## Start

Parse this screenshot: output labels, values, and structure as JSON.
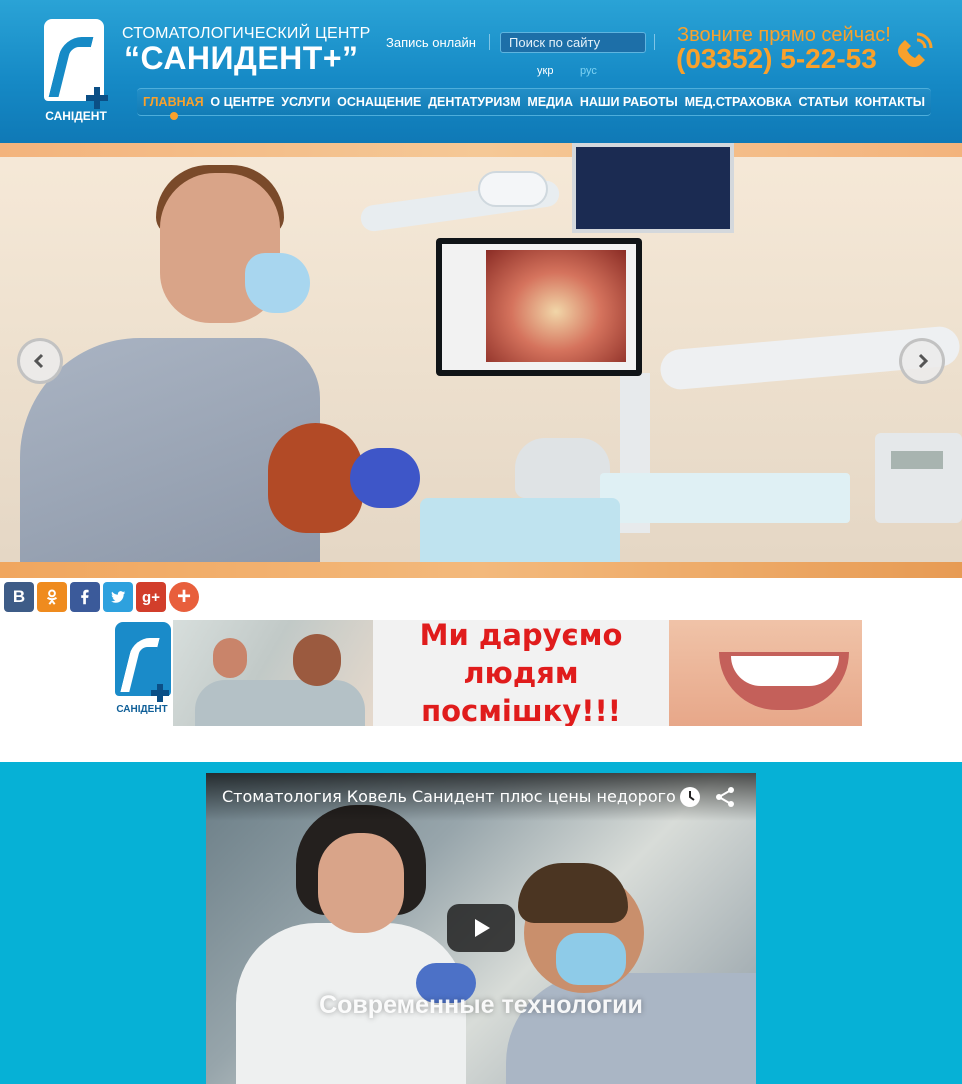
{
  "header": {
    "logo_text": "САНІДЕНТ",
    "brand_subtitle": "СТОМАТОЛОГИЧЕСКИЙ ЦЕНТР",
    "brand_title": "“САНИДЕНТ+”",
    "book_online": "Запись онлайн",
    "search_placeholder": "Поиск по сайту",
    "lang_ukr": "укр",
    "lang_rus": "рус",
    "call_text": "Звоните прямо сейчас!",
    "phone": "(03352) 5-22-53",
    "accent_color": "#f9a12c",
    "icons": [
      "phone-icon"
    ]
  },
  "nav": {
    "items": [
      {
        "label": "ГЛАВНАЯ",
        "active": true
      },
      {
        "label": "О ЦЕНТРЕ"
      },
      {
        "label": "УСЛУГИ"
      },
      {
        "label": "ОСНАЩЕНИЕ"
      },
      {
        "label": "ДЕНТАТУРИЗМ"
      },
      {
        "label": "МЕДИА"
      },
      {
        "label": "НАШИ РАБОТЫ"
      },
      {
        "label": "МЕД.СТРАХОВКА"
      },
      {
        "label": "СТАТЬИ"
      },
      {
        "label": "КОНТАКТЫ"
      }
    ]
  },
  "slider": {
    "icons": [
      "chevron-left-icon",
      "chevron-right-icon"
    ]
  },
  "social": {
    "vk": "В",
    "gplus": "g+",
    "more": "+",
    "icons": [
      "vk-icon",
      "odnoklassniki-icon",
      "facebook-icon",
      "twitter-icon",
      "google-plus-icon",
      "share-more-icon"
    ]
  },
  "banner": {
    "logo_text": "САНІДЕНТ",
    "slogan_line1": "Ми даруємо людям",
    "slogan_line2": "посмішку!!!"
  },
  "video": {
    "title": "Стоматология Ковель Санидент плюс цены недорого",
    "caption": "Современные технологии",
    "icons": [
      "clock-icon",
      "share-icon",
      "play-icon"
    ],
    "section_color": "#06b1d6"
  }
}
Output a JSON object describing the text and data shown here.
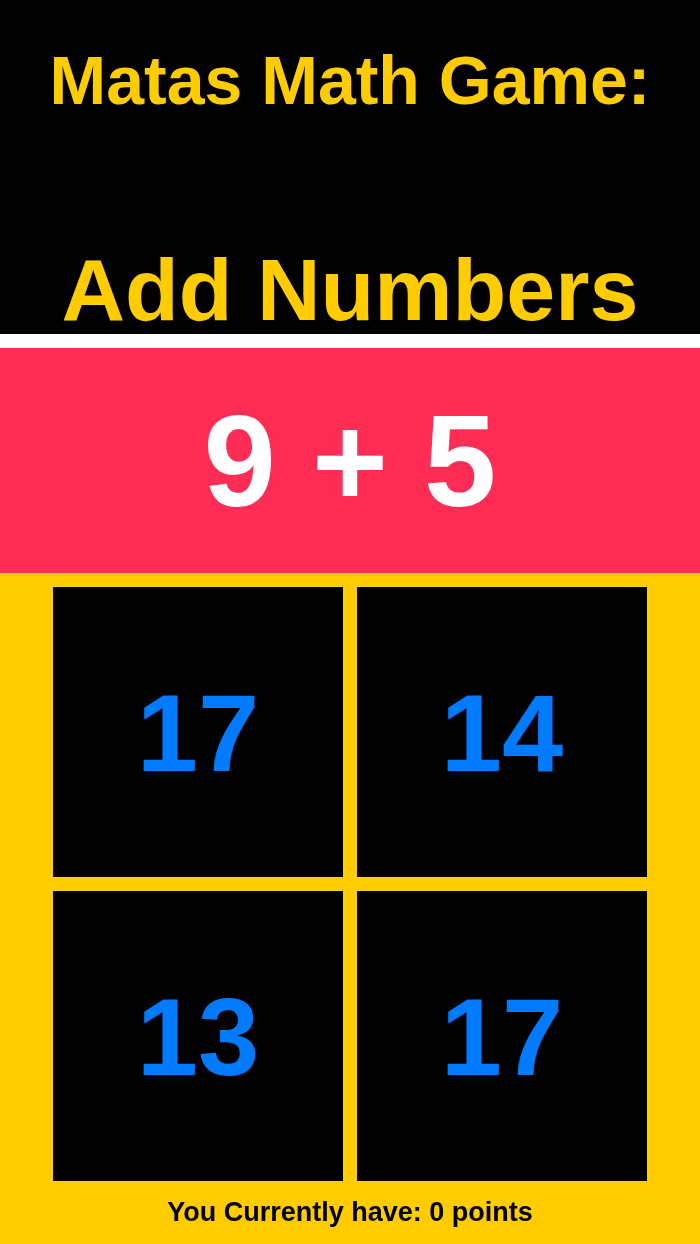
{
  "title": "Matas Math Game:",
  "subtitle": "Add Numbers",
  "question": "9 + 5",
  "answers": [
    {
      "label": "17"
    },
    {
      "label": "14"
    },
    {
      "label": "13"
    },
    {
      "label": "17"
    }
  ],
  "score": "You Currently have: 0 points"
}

## End

== Requirements ==
Nothing but the lines from the line containing "Output a JSON" through the last line of the material may be output, and they must be copied exactly, without pictures.

== The solution ==
Output a JSON object describing the text and data shown here.
{
  "title": "Matas Math Game:",
  "subtitle": "Add Numbers",
  "question": "9 + 5",
  "answers": [
    {
      "label": "17"
    },
    {
      "label": "14"
    },
    {
      "label": "13"
    },
    {
      "label": "17"
    }
  ],
  "score": "You Currently have: 0 points"
}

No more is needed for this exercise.